_The task_
Filter the records below for the word "Cerrahpasa". Keep each line that has it.

━━ Entries shown

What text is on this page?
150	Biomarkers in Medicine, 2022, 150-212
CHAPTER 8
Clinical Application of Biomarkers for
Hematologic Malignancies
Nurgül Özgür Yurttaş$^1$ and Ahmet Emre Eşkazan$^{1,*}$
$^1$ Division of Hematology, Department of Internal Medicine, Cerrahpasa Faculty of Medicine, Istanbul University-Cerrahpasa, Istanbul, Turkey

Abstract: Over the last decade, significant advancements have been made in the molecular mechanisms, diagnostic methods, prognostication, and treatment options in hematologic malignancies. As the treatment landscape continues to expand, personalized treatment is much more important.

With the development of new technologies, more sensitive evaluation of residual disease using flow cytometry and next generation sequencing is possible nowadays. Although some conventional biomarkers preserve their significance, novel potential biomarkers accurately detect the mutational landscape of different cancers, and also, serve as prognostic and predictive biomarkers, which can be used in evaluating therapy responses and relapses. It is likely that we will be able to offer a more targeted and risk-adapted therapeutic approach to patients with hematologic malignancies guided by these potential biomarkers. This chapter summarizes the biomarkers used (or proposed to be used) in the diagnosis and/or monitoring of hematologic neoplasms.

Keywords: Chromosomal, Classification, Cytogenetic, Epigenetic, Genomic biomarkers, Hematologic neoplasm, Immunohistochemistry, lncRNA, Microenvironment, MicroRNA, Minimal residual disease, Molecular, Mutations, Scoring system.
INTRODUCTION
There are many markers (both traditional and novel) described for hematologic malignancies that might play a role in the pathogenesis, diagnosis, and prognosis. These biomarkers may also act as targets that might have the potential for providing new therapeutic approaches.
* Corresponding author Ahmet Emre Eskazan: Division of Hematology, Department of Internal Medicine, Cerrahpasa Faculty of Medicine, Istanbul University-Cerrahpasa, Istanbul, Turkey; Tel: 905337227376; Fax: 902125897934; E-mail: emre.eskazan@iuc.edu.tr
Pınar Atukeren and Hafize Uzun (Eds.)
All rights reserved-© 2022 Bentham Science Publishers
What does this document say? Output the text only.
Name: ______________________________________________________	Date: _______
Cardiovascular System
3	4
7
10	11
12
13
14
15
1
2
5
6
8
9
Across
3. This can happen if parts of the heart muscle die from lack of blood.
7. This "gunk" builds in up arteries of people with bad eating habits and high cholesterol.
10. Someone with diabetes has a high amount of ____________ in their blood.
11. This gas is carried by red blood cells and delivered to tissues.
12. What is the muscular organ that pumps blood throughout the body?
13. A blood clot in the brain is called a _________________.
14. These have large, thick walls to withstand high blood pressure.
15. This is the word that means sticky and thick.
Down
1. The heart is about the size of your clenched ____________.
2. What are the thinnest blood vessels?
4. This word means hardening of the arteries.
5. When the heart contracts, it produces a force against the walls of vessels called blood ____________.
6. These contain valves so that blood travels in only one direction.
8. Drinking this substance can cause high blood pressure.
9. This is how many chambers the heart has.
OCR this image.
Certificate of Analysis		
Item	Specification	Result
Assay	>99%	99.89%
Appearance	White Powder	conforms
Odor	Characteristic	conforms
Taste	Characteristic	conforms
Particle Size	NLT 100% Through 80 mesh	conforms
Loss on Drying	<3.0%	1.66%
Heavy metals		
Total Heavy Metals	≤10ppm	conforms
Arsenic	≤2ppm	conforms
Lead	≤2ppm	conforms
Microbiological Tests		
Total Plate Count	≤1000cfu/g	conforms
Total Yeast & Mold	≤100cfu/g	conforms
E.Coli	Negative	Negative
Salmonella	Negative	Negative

━━━━

_Written answer_
$^1$ Division of Hematology, Department of Internal Medicine, Cerrahpasa Faculty of Medicine, Istanbul University-Cerrahpasa, Istanbul, Turkey
* Corresponding author Ahmet Emre Eskazan: Division of Hematology, Department of Internal Medicine, Cerrahpasa Faculty of Medicine, Istanbul University-Cerrahpasa, Istanbul, Turkey; Tel: 905337227376; Fax: 902125897934; E-mail: emre.eskazan@iuc.edu.tr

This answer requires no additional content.